• WRITTEN TASK: Render each line of the items below as a row in a Markdown table with the columns Row and Line, numbering the rows and skipping blank lines. Leave out the pictures.

───── DATA ─────

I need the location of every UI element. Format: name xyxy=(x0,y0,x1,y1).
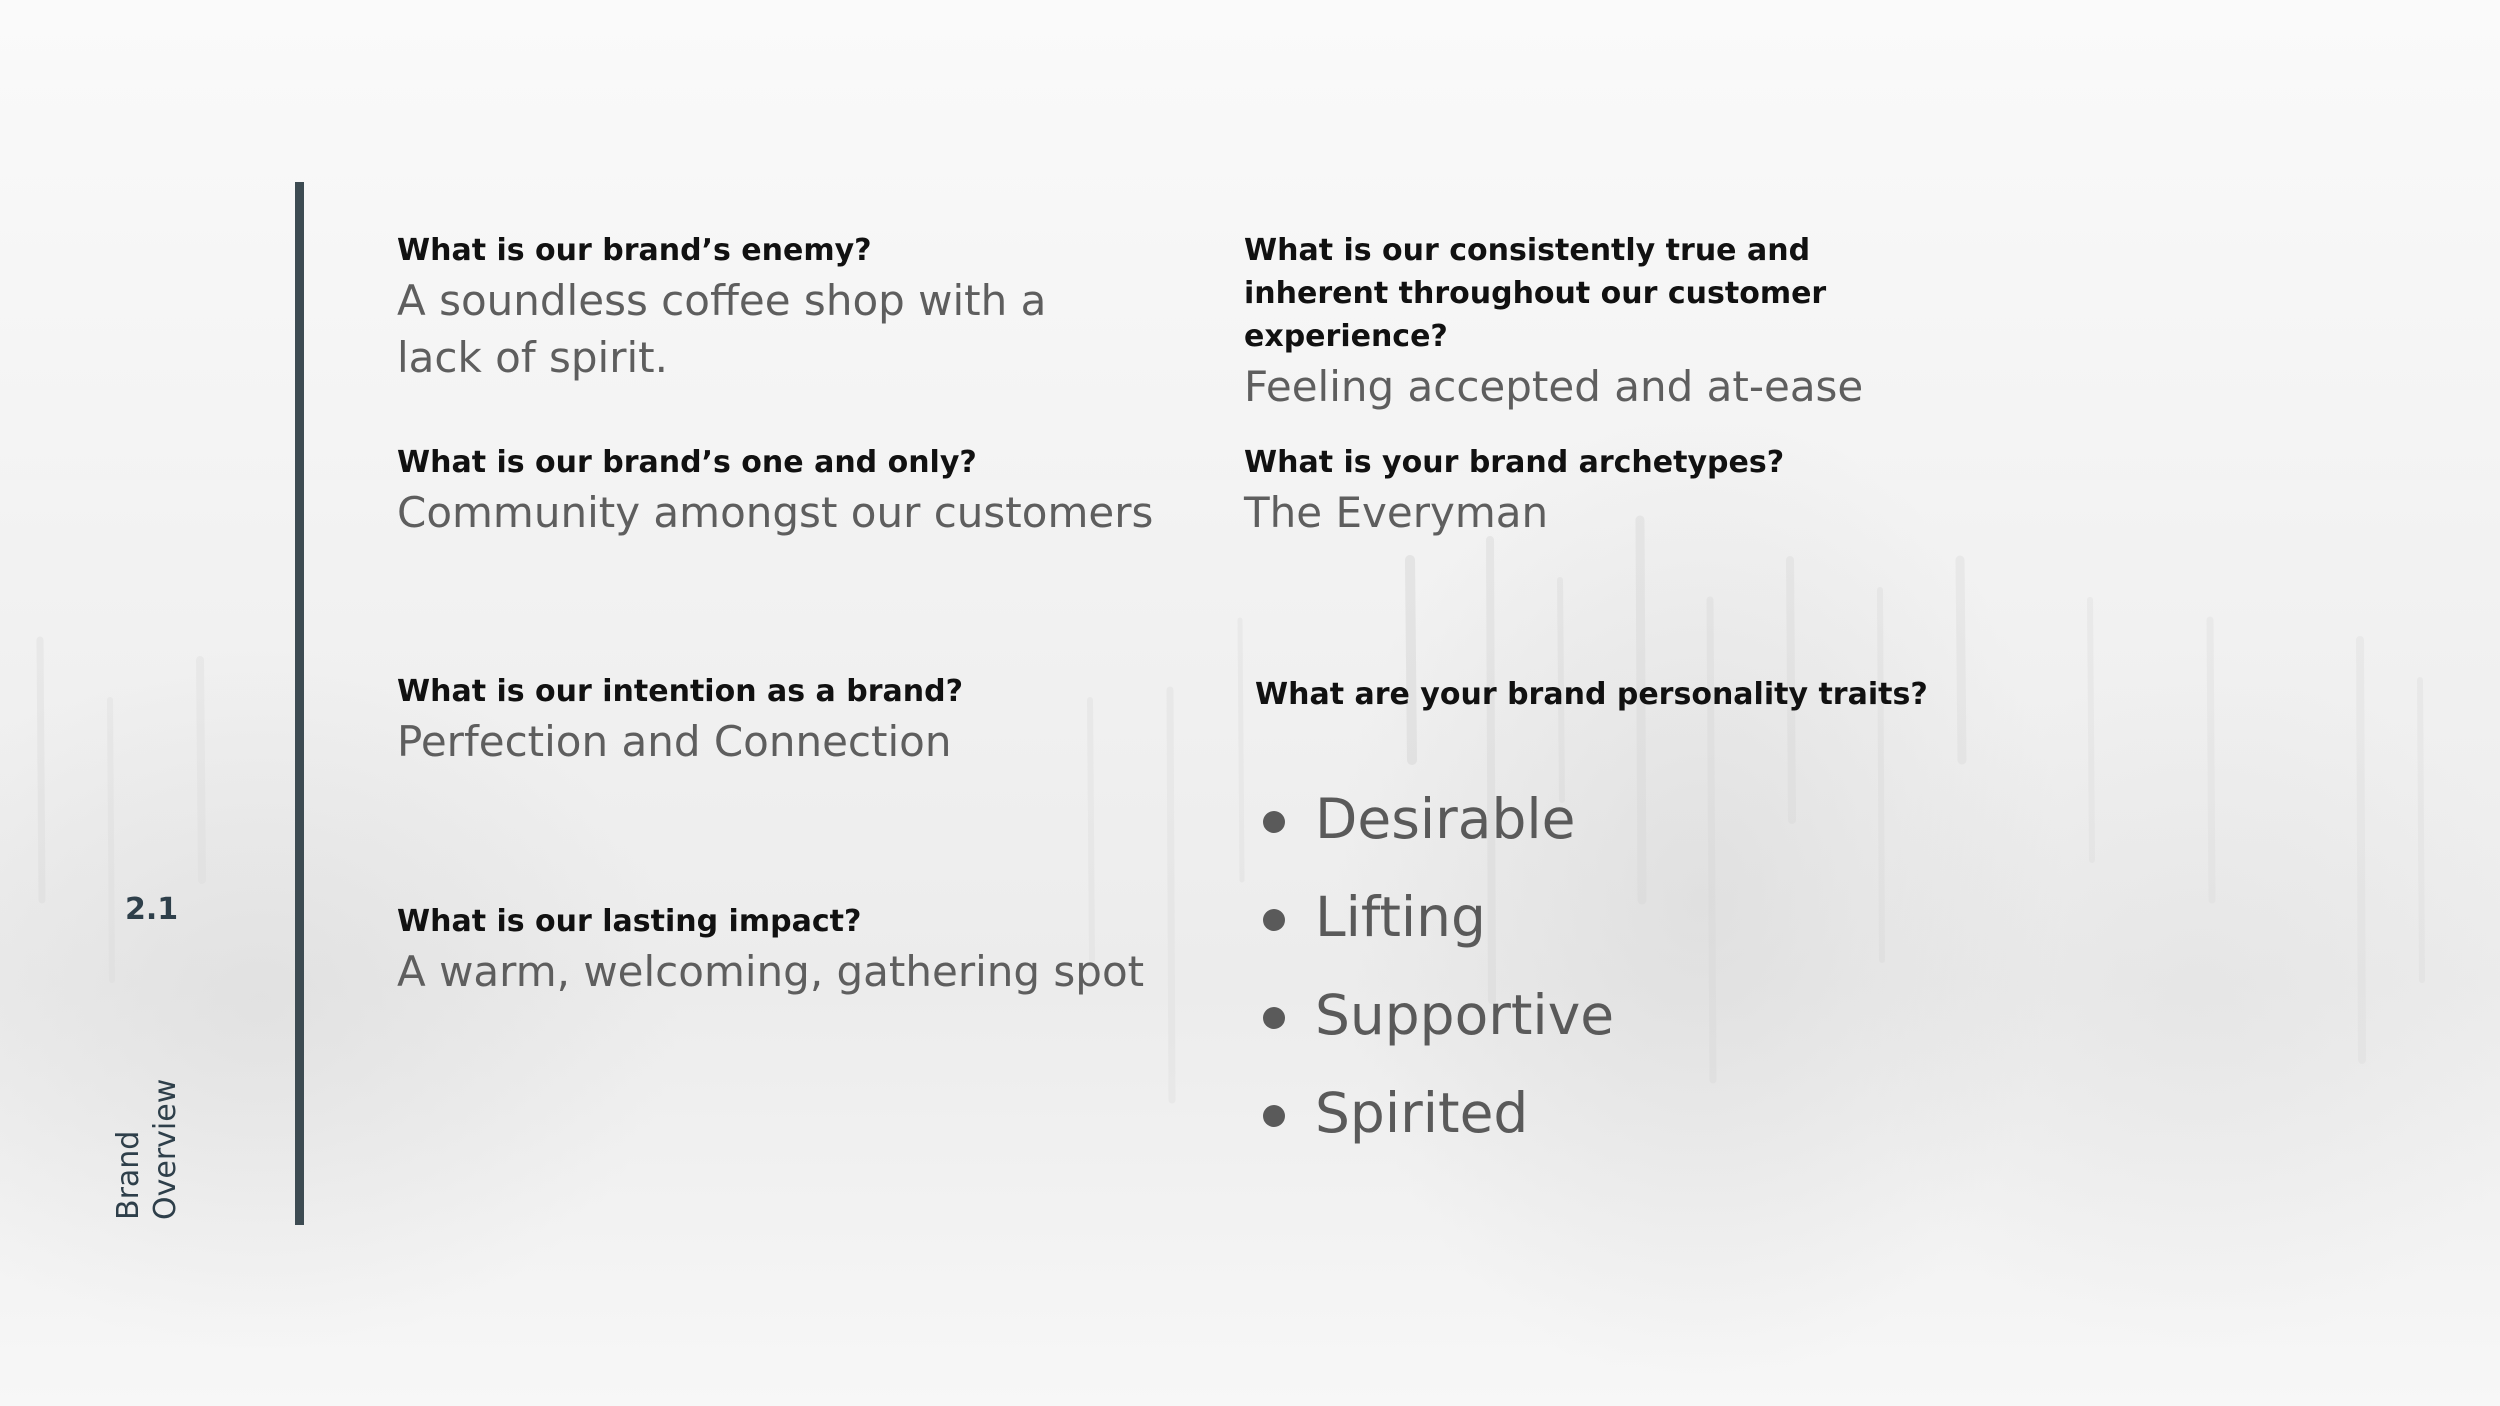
bullet-icon xyxy=(1263,909,1285,931)
trait-label: Supportive xyxy=(1315,983,1615,1047)
qa-customer-experience xyxy=(1244,229,1944,415)
trait-label: Spirited xyxy=(1315,1081,1529,1145)
answer-text: Feeling accepted and at-ease xyxy=(1244,362,1864,411)
answer-text: The Everyman xyxy=(1244,488,1549,537)
trait-label: Lifting xyxy=(1315,885,1486,949)
qa-brand-archetypes xyxy=(1244,441,2044,541)
qa-personality-traits xyxy=(1255,673,2055,716)
section-number: 2.1 xyxy=(125,892,179,927)
bullet-icon xyxy=(1263,811,1285,833)
answer-text: A soundless coffee shop with a lack of spirit. xyxy=(397,276,1047,382)
question-label: What is our intention as a brand? xyxy=(397,674,963,709)
qa-brand-intention xyxy=(397,670,1197,770)
bullet-icon xyxy=(1263,1105,1285,1127)
list-item xyxy=(1255,1064,1614,1162)
qa-lasting-impact xyxy=(397,900,1197,1000)
answer-text: A warm, welcoming, gathering spot xyxy=(397,947,1145,996)
list-item xyxy=(1255,868,1614,966)
question-label: What is our brand’s one and only? xyxy=(397,445,977,480)
answer-text: Perfection and Connection xyxy=(397,717,952,766)
question-label: What are your brand personality traits? xyxy=(1255,677,1928,712)
question-label: What is our lasting impact? xyxy=(397,904,862,939)
list-item xyxy=(1255,966,1614,1064)
bullet-icon xyxy=(1263,1007,1285,1029)
question-label: What is our consistently true and inherent throughout our customer experience? xyxy=(1244,233,1827,354)
question-label: What is your brand archetypes? xyxy=(1244,445,1785,480)
question-label: What is our brand’s enemy? xyxy=(397,233,872,268)
section-title: Brand Overview xyxy=(111,1078,183,1220)
answer-text: Community amongst our customers xyxy=(397,488,1154,537)
list-item xyxy=(1255,770,1614,868)
vertical-divider xyxy=(295,182,304,1225)
qa-brand-enemy xyxy=(397,229,1097,386)
personality-traits-list xyxy=(1255,770,1614,1162)
trait-label: Desirable xyxy=(1315,787,1576,851)
qa-brand-one-and-only xyxy=(397,441,1197,541)
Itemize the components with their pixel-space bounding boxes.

─────

• OUTPUT:
| Row | Line |
|---|---|
| 1 | I need the location of every UI element. Format: name xyxy=(x0,y0,x1,y1). |
| 2 | bullet-icon xyxy=(1263,909,1285,931) |
| 3 | trait-label: Supportive xyxy=(1315,983,1615,1047) |
| 4 | qa-customer-experience xyxy=(1244,229,1944,415) |
| 5 | trait-label: Spirited xyxy=(1315,1081,1529,1145) |
| 6 | answer-text: Feeling accepted and at-ease xyxy=(1244,362,1864,411) |
| 7 | answer-text: The Everyman xyxy=(1244,488,1549,537) |
| 8 | trait-label: Lifting xyxy=(1315,885,1486,949) |
| 9 | qa-brand-archetypes xyxy=(1244,441,2044,541) |
| 10 | qa-personality-traits xyxy=(1255,673,2055,716) |
| 11 | section-number: 2.1 xyxy=(125,892,179,927) |
| 12 | bullet-icon xyxy=(1263,811,1285,833) |
| 13 | answer-text: A soundless coffee shop with a lack of spirit. xyxy=(397,276,1047,382) |
| 14 | question-label: What is our intention as a brand? xyxy=(397,674,963,709) |
| 15 | qa-brand-intention xyxy=(397,670,1197,770) |
| 16 | bullet-icon xyxy=(1263,1105,1285,1127) |
| 17 | list-item xyxy=(1255,1064,1614,1162) |
| 18 | qa-lasting-impact xyxy=(397,900,1197,1000) |
| 19 | answer-text: A warm, welcoming, gathering spot xyxy=(397,947,1145,996) |
| 20 | list-item xyxy=(1255,868,1614,966) |
| 21 | question-label: What is our brand’s one and only? xyxy=(397,445,977,480) |
| 22 | answer-text: Perfection and Connection xyxy=(397,717,952,766) |
| 23 | question-label: What are your brand personality traits? xyxy=(1255,677,1928,712) |
| 24 | question-label: What is our lasting impact? xyxy=(397,904,862,939) |
| 25 | list-item xyxy=(1255,966,1614,1064) |
| 26 | bullet-icon xyxy=(1263,1007,1285,1029) |
| 27 | question-label: What is our consistently true and inherent throughout our customer experience? xyxy=(1244,233,1827,354) |
| 28 | question-label: What is your brand archetypes? xyxy=(1244,445,1785,480) |
| 29 | question-label: What is our brand’s enemy? xyxy=(397,233,872,268) |
| 30 | section-title: Brand Overview xyxy=(111,1078,183,1220) |
| 31 | answer-text: Community amongst our customers xyxy=(397,488,1154,537) |
| 32 | list-item xyxy=(1255,770,1614,868) |
| 33 | vertical-divider xyxy=(295,182,304,1225) |
| 34 | qa-brand-enemy xyxy=(397,229,1097,386) |
| 35 | personality-traits-list xyxy=(1255,770,1614,1162) |
| 36 | trait-label: Desirable xyxy=(1315,787,1576,851) |
| 37 | qa-brand-one-and-only xyxy=(397,441,1197,541) |
| 38 | Itemize the components with their pixel-space bounding boxes. |